[Begin]

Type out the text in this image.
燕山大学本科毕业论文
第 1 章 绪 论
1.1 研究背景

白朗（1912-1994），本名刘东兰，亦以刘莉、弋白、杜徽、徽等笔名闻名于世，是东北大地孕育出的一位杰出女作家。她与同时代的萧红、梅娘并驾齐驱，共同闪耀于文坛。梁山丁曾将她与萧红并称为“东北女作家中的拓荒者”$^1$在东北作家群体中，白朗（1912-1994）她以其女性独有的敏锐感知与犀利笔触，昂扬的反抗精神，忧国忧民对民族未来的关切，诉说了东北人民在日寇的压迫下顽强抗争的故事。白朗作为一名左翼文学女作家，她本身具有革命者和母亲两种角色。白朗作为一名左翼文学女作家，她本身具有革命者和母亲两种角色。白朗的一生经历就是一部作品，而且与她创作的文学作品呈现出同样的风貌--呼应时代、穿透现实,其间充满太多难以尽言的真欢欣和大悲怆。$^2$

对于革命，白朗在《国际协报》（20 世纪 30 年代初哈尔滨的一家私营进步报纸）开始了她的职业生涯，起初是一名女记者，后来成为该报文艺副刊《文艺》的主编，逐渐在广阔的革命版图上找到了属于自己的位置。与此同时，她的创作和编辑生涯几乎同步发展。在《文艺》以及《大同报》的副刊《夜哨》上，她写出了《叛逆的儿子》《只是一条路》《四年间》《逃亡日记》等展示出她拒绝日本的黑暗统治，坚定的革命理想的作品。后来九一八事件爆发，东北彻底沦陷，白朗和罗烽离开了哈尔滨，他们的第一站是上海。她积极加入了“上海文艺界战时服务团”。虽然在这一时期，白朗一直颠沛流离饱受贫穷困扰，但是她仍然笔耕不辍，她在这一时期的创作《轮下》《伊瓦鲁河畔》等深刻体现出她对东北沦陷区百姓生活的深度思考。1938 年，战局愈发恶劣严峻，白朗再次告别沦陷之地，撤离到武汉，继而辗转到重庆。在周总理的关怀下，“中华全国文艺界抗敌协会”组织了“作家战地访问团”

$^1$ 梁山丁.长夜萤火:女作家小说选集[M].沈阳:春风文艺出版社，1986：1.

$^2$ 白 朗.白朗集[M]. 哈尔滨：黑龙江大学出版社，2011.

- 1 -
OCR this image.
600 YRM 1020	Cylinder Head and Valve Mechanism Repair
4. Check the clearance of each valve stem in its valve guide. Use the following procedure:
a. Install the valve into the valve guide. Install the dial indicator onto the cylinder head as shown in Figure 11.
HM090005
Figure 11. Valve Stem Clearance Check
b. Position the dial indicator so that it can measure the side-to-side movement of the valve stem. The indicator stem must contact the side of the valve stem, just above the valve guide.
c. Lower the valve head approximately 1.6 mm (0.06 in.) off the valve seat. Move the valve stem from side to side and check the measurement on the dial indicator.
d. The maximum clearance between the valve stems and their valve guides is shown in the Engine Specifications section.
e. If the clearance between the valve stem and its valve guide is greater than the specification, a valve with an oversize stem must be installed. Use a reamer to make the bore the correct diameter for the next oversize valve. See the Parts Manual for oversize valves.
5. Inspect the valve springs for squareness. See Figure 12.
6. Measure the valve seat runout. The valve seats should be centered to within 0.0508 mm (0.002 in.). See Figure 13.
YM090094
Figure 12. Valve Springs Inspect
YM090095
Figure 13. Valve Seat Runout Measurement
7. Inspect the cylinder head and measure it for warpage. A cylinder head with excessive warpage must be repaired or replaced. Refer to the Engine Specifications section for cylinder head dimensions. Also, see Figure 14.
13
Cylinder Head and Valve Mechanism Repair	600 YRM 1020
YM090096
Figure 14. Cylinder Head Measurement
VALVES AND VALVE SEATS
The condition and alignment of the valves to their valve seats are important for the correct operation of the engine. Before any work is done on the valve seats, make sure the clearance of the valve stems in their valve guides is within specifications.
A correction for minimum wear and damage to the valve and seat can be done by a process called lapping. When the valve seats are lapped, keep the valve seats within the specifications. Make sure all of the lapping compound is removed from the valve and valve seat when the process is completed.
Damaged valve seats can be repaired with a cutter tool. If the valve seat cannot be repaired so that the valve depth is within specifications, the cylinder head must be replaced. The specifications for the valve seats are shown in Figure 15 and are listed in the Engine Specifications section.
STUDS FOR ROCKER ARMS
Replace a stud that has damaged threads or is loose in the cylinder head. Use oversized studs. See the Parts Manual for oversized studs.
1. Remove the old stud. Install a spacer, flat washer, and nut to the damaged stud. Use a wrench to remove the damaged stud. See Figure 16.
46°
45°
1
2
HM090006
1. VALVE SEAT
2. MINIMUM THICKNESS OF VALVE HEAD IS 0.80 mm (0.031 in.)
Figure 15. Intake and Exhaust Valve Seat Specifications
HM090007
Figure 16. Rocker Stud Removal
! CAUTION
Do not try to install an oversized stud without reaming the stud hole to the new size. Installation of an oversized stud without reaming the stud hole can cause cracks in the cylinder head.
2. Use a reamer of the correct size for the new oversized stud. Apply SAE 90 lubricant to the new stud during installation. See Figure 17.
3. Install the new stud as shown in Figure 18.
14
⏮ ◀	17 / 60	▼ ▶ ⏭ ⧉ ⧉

[End]

### Requirements:
Copy every single line of the material above that holds "dial".

### Reply:
a. Install the valve into the valve guide. Install the dial indicator onto the cylinder head as shown in Figure 11.
b. Position the dial indicator so that it can measure the side-to-side movement of the valve stem. The indicator stem must contact the side of the valve stem, just above the valve guide.
c. Lower the valve head approximately 1.6 mm (0.06 in.) off the valve seat. Move the valve stem from side to side and check the measurement on the dial indicator.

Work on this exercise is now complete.